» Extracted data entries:
● ● ● ● ●
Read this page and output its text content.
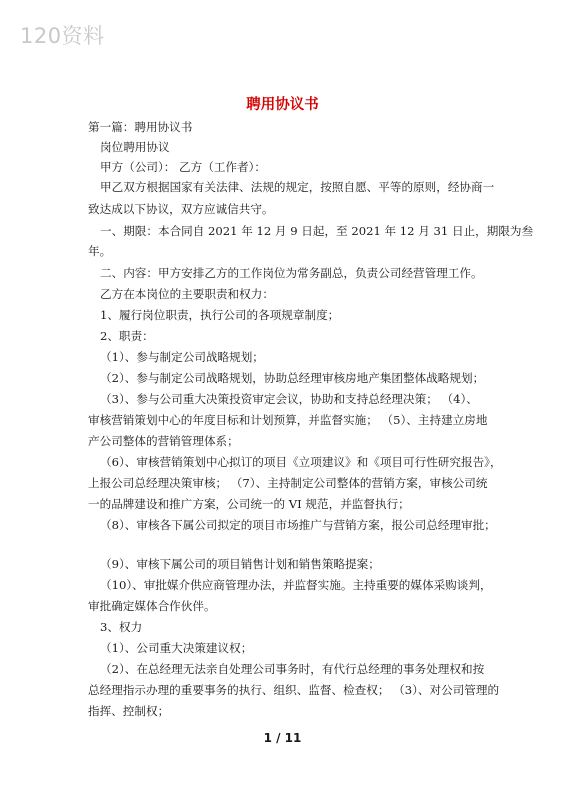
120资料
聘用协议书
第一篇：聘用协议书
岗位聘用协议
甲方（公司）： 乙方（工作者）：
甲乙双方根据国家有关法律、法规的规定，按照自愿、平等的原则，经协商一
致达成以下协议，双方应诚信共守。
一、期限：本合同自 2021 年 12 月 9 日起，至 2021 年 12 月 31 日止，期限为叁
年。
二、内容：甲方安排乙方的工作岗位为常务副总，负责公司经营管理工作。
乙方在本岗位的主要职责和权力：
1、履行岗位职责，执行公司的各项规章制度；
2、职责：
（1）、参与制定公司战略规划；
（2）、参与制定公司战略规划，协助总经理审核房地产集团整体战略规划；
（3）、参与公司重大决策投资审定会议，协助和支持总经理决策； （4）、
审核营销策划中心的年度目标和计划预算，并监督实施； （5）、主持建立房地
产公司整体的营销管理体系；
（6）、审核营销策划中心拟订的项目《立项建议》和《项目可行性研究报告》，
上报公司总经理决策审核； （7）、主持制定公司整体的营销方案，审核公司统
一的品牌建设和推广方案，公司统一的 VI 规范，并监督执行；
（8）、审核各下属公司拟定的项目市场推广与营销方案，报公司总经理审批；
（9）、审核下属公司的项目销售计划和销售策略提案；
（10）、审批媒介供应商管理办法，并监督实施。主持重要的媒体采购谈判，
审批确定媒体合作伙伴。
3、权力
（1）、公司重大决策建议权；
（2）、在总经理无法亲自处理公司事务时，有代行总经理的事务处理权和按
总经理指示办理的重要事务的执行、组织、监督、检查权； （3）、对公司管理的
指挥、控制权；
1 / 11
● ● ● ● ●
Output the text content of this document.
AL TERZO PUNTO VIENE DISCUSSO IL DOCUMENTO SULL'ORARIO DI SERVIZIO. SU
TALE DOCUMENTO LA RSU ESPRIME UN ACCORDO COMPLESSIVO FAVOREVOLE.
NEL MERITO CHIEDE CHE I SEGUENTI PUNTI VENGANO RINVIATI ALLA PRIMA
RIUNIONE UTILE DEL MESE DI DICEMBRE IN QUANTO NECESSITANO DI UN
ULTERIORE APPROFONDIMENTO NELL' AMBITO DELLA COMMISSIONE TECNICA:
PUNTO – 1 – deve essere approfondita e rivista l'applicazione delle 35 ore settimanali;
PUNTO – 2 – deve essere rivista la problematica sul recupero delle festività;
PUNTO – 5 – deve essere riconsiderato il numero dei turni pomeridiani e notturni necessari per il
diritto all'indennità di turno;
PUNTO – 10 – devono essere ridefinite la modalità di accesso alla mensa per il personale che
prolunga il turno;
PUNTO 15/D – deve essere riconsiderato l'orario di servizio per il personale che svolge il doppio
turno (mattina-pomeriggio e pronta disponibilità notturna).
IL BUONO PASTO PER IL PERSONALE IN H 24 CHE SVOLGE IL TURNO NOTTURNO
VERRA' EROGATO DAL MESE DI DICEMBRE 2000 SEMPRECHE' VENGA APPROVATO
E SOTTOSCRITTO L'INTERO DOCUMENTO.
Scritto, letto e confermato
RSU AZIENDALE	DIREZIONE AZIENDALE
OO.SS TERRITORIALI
● ● ● ● ●
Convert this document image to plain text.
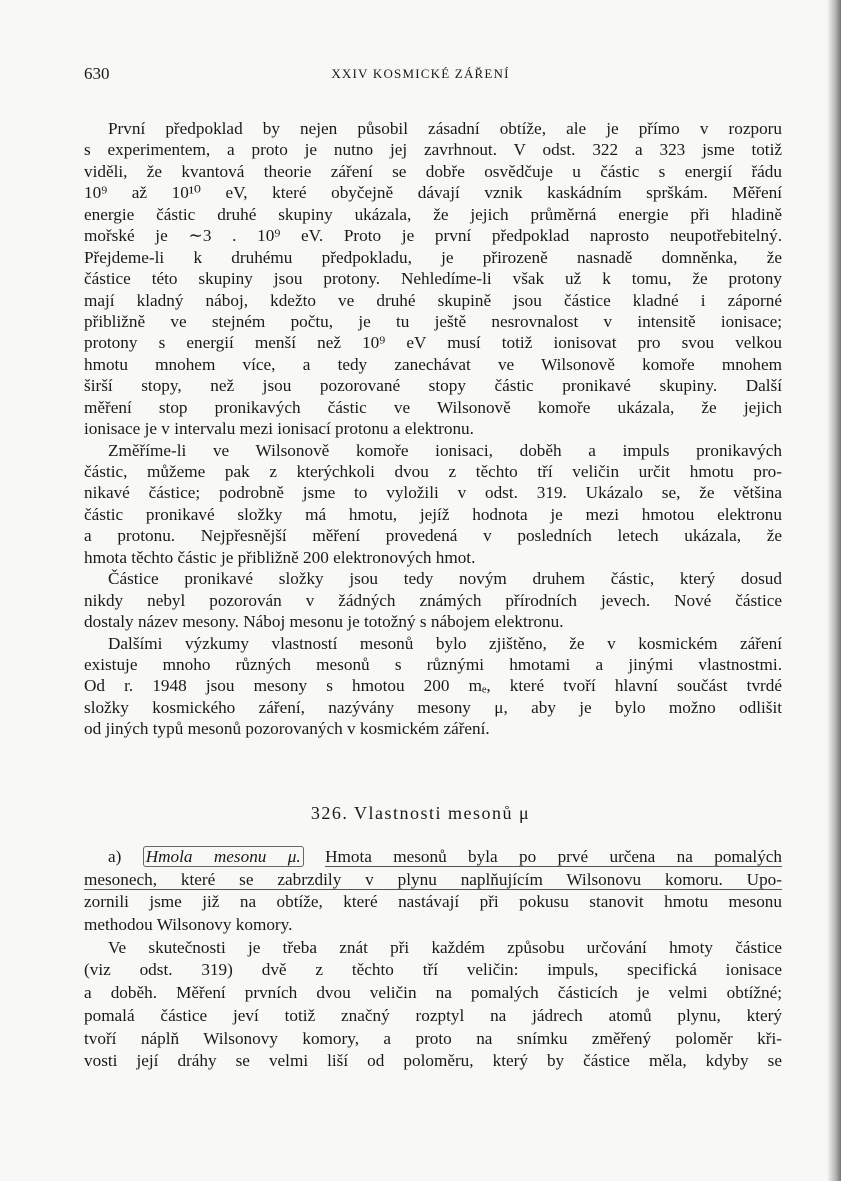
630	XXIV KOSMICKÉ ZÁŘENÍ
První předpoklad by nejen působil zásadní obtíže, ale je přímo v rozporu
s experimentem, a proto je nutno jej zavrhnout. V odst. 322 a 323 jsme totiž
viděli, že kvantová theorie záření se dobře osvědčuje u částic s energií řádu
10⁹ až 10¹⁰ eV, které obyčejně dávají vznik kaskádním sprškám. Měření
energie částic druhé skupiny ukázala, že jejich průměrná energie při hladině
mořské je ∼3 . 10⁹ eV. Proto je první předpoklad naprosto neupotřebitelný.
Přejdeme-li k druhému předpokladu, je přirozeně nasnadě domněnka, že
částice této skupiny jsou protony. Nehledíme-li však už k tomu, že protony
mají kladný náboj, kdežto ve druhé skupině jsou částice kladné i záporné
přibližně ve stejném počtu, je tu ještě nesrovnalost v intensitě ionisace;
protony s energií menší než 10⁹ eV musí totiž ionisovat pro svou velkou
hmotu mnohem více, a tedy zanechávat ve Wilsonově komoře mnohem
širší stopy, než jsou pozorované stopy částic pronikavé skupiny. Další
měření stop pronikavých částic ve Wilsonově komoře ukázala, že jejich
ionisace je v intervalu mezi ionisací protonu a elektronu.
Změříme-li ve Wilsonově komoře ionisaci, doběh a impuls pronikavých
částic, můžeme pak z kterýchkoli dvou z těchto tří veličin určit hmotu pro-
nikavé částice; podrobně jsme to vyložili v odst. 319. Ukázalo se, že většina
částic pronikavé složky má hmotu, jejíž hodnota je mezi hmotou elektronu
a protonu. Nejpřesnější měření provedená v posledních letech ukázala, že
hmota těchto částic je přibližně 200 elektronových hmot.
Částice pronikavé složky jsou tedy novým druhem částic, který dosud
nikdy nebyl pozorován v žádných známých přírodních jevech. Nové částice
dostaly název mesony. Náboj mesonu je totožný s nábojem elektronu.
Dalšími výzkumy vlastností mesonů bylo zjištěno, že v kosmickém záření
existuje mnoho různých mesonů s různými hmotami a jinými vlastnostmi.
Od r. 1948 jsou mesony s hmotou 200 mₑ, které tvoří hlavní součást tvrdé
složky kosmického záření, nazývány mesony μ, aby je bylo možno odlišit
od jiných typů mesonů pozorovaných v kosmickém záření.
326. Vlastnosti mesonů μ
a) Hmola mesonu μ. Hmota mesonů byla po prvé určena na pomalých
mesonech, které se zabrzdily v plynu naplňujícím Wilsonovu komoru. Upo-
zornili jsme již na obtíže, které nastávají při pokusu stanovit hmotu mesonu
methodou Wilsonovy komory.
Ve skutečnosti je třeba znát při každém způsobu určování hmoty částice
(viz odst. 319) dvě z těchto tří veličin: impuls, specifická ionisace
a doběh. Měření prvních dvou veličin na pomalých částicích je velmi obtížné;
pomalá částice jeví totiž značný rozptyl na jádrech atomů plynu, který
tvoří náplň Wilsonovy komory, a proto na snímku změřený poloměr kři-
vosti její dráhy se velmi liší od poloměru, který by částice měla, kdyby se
● ● ● ● ●
» STATED TASK: Return all the lines that contain the string "komoře".

» WORKED ANSWER:
hmotu mnohem více, a tedy zanechávat ve Wilsonově komoře mnohem
měření stop pronikavých částic ve Wilsonově komoře ukázala, že jejich
Změříme-li ve Wilsonově komoře ionisaci, doběh a impuls pronikavých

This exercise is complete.